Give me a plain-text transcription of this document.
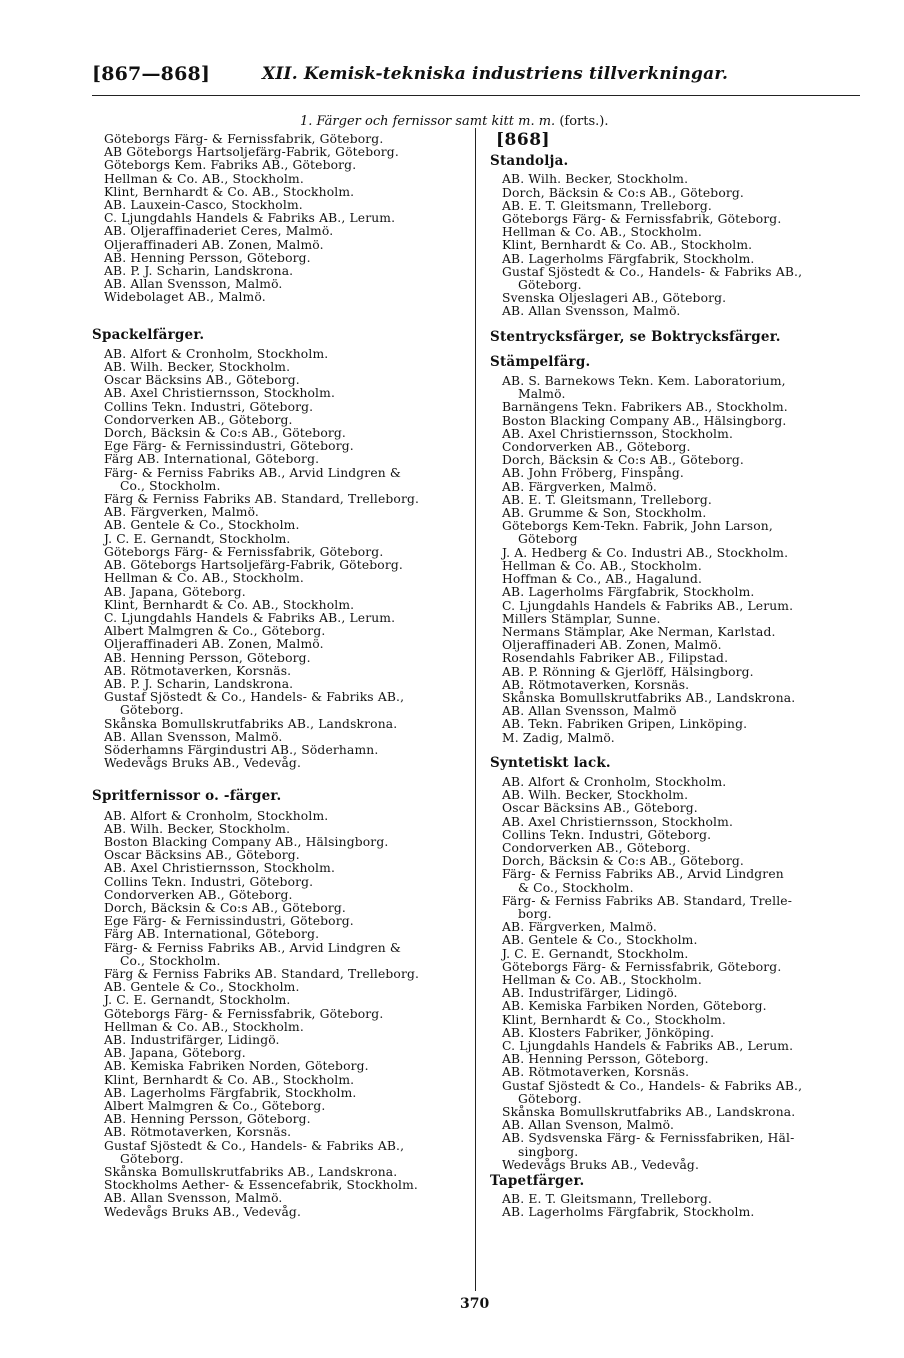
[867—868]	XII. Kemisk-tekniska industriens tillverkningar.
1. Färger och fernissor samt kitt m. m. (forts.).
Göteborgs Färg- & Fernissfabrik, Göteborg.
AB Göteborgs Hartsoljefärg-Fabrik, Göteborg.
Göteborgs Kem. Fabriks AB., Göteborg.
Hellman & Co. AB., Stockholm.
Klint, Bernhardt & Co. AB., Stockholm.
AB. Lauxein-Casco, Stockholm.
C. Ljungdahls Handels & Fabriks AB., Lerum.
AB. Oljeraffinaderiet Ceres, Malmö.
Oljeraffinaderi AB. Zonen, Malmö.
AB. Henning Persson, Göteborg.
AB. P. J. Scharin, Landskrona.
AB. Allan Svensson, Malmö.
Widebolaget AB., Malmö.
Spackelfärger.
AB. Alfort & Cronholm, Stockholm.
AB. Wilh. Becker, Stockholm.
Oscar Bäcksins AB., Göteborg.
AB. Axel Christiernsson, Stockholm.
Collins Tekn. Industri, Göteborg.
Condorverken AB., Göteborg.
Dorch, Bäcksin & Co:s AB., Göteborg.
Ege Färg- & Fernissindustri, Göteborg.
Färg AB. International, Göteborg.
Färg- & Ferniss Fabriks AB., Arvid Lindgren &
Co., Stockholm.
Färg & Ferniss Fabriks AB. Standard, Trelleborg.
AB. Färgverken, Malmö.
AB. Gentele & Co., Stockholm.
J. C. E. Gernandt, Stockholm.
Göteborgs Färg- & Fernissfabrik, Göteborg.
AB. Göteborgs Hartsoljefärg-Fabrik, Göteborg.
Hellman & Co. AB., Stockholm.
AB. Japana, Göteborg.
Klint, Bernhardt & Co. AB., Stockholm.
C. Ljungdahls Handels & Fabriks AB., Lerum.
Albert Malmgren & Co., Göteborg.
Oljeraffinaderi AB. Zonen, Malmö.
AB. Henning Persson, Göteborg.
AB. Rötmotaverken, Korsnäs.
AB. P. J. Scharin, Landskrona.
Gustaf Sjöstedt & Co., Handels- & Fabriks AB.,
Göteborg.
Skånska Bomullskrutfabriks AB., Landskrona.
AB. Allan Svensson, Malmö.
Söderhamns Färgindustri AB., Söderhamn.
Wedevågs Bruks AB., Vedevåg.
Spritfernissor o. -färger.
AB. Alfort & Cronholm, Stockholm.
AB. Wilh. Becker, Stockholm.
Boston Blacking Company AB., Hälsingborg.
Oscar Bäcksins AB., Göteborg.
AB. Axel Christiernsson, Stockholm.
Collins Tekn. Industri, Göteborg.
Condorverken AB., Göteborg.
Dorch, Bäcksin & Co:s AB., Göteborg.
Ege Färg- & Fernissindustri, Göteborg.
Färg AB. International, Göteborg.
Färg- & Ferniss Fabriks AB., Arvid Lindgren &
Co., Stockholm.
Färg & Ferniss Fabriks AB. Standard, Trelleborg.
AB. Gentele & Co., Stockholm.
J. C. E. Gernandt, Stockholm.
Göteborgs Färg- & Fernissfabrik, Göteborg.
Hellman & Co. AB., Stockholm.
AB. Industrifärger, Lidingö.
AB. Japana, Göteborg.
AB. Kemiska Fabriken Norden, Göteborg.
Klint, Bernhardt & Co. AB., Stockholm.
AB. Lagerholms Färgfabrik, Stockholm.
Albert Malmgren & Co., Göteborg.
AB. Henning Persson, Göteborg.
AB. Rötmotaverken, Korsnäs.
Gustaf Sjöstedt & Co., Handels- & Fabriks AB.,
Göteborg.
Skånska Bomullskrutfabriks AB., Landskrona.
Stockholms Aether- & Essencefabrik, Stockholm.
AB. Allan Svensson, Malmö.
Wedevågs Bruks AB., Vedevåg.
[868]
Standolja.
AB. Wilh. Becker, Stockholm.
Dorch, Bäcksin & Co:s AB., Göteborg.
AB. E. T. Gleitsmann, Trelleborg.
Göteborgs Färg- & Fernissfabrik, Göteborg.
Hellman & Co. AB., Stockholm.
Klint, Bernhardt & Co. AB., Stockholm.
AB. Lagerholms Färgfabrik, Stockholm.
Gustaf Sjöstedt & Co., Handels- & Fabriks AB.,
Göteborg.
Svenska Oljeslageri AB., Göteborg.
AB. Allan Svensson, Malmö.
Stentrycksfärger, se Boktrycksfärger.
Stämpelfärg.
AB. S. Barnekows Tekn. Kem. Laboratorium,
Malmö.
Barnängens Tekn. Fabrikers AB., Stockholm.
Boston Blacking Company AB., Hälsingborg.
AB. Axel Christiernsson, Stockholm.
Condorverken AB., Göteborg.
Dorch, Bäcksin & Co:s AB., Göteborg.
AB. John Fröberg, Finspång.
AB. Färgverken, Malmö.
AB. E. T. Gleitsmann, Trelleborg.
AB. Grumme & Son, Stockholm.
Göteborgs Kem-Tekn. Fabrik, John Larson,
Göteborg
J. A. Hedberg & Co. Industri AB., Stockholm.
Hellman & Co. AB., Stockholm.
Hoffman & Co., AB., Hagalund.
AB. Lagerholms Färgfabrik, Stockholm.
C. Ljungdahls Handels & Fabriks AB., Lerum.
Millers Stämplar, Sunne.
Nermans Stämplar, Ake Nerman, Karlstad.
Oljeraffinaderi AB. Zonen, Malmö.
Rosendahls Fabriker AB., Filipstad.
AB. P. Rönning & Gjerlöff, Hälsingborg.
AB. Rötmotaverken, Korsnäs.
Skånska Bomullskrutfabriks AB., Landskrona.
AB. Allan Svensson, Malmö
AB. Tekn. Fabriken Gripen, Linköping.
M. Zadig, Malmö.
Syntetiskt lack.
AB. Alfort & Cronholm, Stockholm.
AB. Wilh. Becker, Stockholm.
Oscar Bäcksins AB., Göteborg.
AB. Axel Christiernsson, Stockholm.
Collins Tekn. Industri, Göteborg.
Condorverken AB., Göteborg.
Dorch, Bäcksin & Co:s AB., Göteborg.
Färg- & Ferniss Fabriks AB., Arvid Lindgren
& Co., Stockholm.
Färg- & Ferniss Fabriks AB. Standard, Trelle-
borg.
AB. Färgverken, Malmö.
AB. Gentele & Co., Stockholm.
J. C. E. Gernandt, Stockholm.
Göteborgs Färg- & Fernissfabrik, Göteborg.
Hellman & Co. AB., Stockholm.
AB. Industrifärger, Lidingö.
AB. Kemiska Farbiken Norden, Göteborg.
Klint, Bernhardt & Co., Stockholm.
AB. Klosters Fabriker, Jönköping.
C. Ljungdahls Handels & Fabriks AB., Lerum.
AB. Henning Persson, Göteborg.
AB. Rötmotaverken, Korsnäs.
Gustaf Sjöstedt & Co., Handels- & Fabriks AB.,
Göteborg.
Skånska Bomullskrutfabriks AB., Landskrona.
AB. Allan Svenson, Malmö.
AB. Sydsvenska Färg- & Fernissfabriken, Häl-
singborg.
Wedevågs Bruks AB., Vedevåg.
Tapetfärger.
AB. E. T. Gleitsmann, Trelleborg.
AB. Lagerholms Färgfabrik, Stockholm.
370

# # # # # # #

_TASK DESCRIPTION_
Track down every line of the material containing the string "John", and copy it.

_RESULT BELOW_
AB. John Fröberg, Finspång.
Göteborgs Kem-Tekn. Fabrik, John Larson,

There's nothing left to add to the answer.